**Exercise directions:**
Go through the entries below and pick out every line with "ylabel".
-- Start --
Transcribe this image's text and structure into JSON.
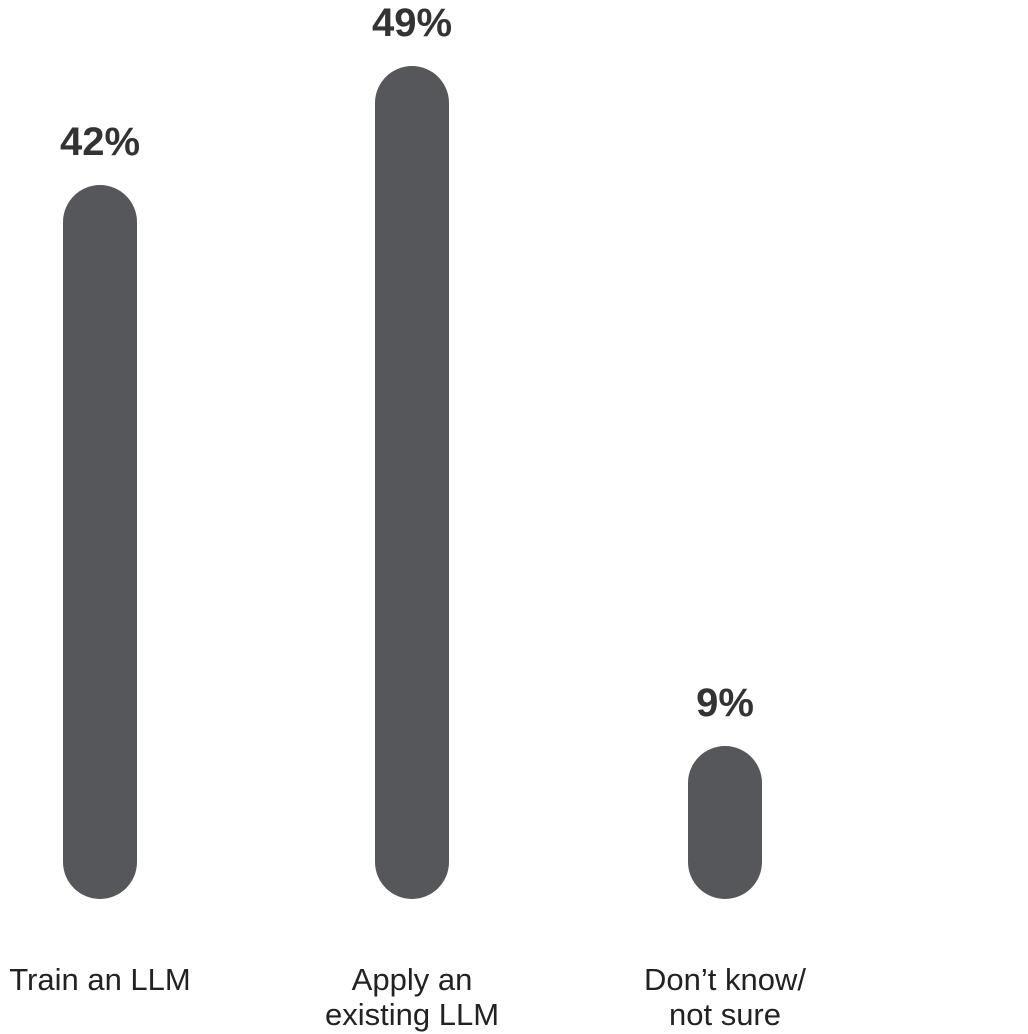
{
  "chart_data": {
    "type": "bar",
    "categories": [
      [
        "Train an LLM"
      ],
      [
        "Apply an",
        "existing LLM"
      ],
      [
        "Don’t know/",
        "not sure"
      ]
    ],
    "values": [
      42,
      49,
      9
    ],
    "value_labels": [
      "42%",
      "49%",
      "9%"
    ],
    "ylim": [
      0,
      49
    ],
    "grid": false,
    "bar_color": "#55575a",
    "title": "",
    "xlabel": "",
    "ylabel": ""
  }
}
-- End --
-- Start --
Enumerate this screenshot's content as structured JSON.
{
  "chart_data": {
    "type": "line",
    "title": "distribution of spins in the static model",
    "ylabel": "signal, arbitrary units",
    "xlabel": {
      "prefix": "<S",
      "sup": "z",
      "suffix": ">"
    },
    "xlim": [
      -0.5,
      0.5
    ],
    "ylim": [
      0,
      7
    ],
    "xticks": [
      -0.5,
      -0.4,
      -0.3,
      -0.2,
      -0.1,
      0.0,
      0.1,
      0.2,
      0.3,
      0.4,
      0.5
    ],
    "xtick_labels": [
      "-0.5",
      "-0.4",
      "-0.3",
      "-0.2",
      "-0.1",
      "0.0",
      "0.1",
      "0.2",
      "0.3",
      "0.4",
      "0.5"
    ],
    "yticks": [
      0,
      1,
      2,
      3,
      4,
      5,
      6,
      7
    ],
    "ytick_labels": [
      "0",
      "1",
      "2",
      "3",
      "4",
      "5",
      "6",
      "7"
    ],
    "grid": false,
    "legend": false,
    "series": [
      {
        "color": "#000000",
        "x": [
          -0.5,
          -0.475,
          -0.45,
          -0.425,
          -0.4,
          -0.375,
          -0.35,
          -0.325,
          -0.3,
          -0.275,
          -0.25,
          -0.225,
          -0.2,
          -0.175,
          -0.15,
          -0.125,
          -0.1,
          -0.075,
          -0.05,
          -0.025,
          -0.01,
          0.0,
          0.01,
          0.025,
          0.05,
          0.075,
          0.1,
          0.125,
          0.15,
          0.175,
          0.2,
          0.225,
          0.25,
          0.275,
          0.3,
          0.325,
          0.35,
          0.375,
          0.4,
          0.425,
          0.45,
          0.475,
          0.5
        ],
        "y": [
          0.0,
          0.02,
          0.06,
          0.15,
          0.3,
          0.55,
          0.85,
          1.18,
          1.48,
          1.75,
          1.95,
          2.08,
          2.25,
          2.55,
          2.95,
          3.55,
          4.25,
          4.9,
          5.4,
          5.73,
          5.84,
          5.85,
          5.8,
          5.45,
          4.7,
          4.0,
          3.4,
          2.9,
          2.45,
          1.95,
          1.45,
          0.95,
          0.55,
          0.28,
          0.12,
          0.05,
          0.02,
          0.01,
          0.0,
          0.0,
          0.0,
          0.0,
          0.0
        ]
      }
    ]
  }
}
-- End --
**Task response:**
    "ylabel": ""
    "ylabel": "signal, arbitrary units",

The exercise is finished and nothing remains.